## Votre consigne
Dans l'article sur les Cowboys Fringants, changez « succès » en « triomphe » et recopiez le passage en commençant par « Cowboys Fringants : L’école » et en poursuivant jusqu'à « de certains fans. ».

## Extrait fourni
Cowboys Fringants : L’école des fans
Connaissant les bonheurs comme les affres d’un succès inespéré, les Cowboys Fringants se réjouissent que leurs messages trouvent maintenant des milliers d’oreilles attentives, s’inscrivant cependant en faux devant l’extrémisme de certains fans.
David Desjardins
Le sol tremble, les Cowboys Fringants s’amènent, suivis d’un nuage de poussière. À l’occasion de leur prochain passage, ils seront des centaines à se précipiter des quatre coins du Québec pour assister au concert du groupe qui connaît une montée aussi fulgurante qu’inattendue depuis la parution de son album Break syndical il y a six mois.
En fait, comme l’écrivait un collègue, on n’a pas vu tel phénomène de masse depuis les Colocs ou Jean Leloup, chaque concert revêtant un caractère sacré, les fans scandant chaque ligne de texte comme une incantation où se mêleraient velléités politiques et festives. Il y a quelques semaines, au stade Jarry de Montréal où la formation jouait avec Plume, ils étaient près de 8000 à s’égosiller sur la caustique En berne ou à chanter en coeur le refrain doux-amer de Mon chum Rémi. La consécration.
De la musique de party qui ferait réfléchir? C’est exactement ce que proposent les Cowboys qui, de l’aveu du parolier et principal compositeur Jean-François Pauzé, craignaient cependant que le message ne s’égare quelque part dans le moshpit au parterre, écrasé par le délire collectif. Au contraire, il semble que le coup de poing qu’est En berne ait contribué à ouvrir un espace de discussion essentiel à l’éveil politique d’une nation que le groupe considère comme bien trop apathique.
"Je ne sais pas si tout le monde s’arrête pour écouter le texte, mais on a reçu énormément de courriels de gens qui affirment avoir été conscientisés, qui se sont ouvert les yeux après avoir écouté En berne, constate aujourd’hui Pauzé. On a aussi reçu pas mal d’avis de gens qui ne sont pas d’accord avec notre vision, ce que je trouve ben correct, et on a pu leur répondre, lancer une sorte de débat avec eux. On n’est pas des preachers, on ne demande pas aux gens de nous suivre les yeux fermés, on veut seulement les conscientiser à la réalité politique pour leur éviter de se faire avoir."

## Données disponibles
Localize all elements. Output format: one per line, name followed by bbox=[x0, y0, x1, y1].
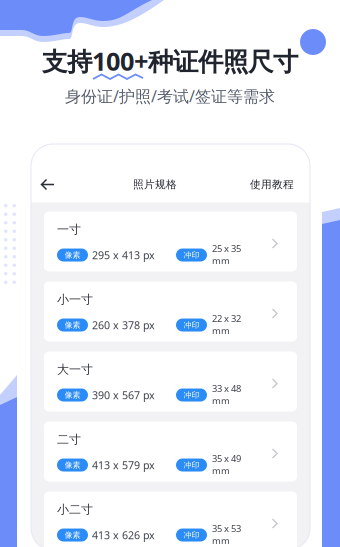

## Votre réponse
Cowboys Fringants : L’école des fans
Connaissant les bonheurs comme les affres d’un triomphe inespéré, les Cowboys Fringants se réjouissent que leurs messages trouvent maintenant des milliers d’oreilles attentives, s’inscrivant cependant en faux devant l’extrémisme de certains fans.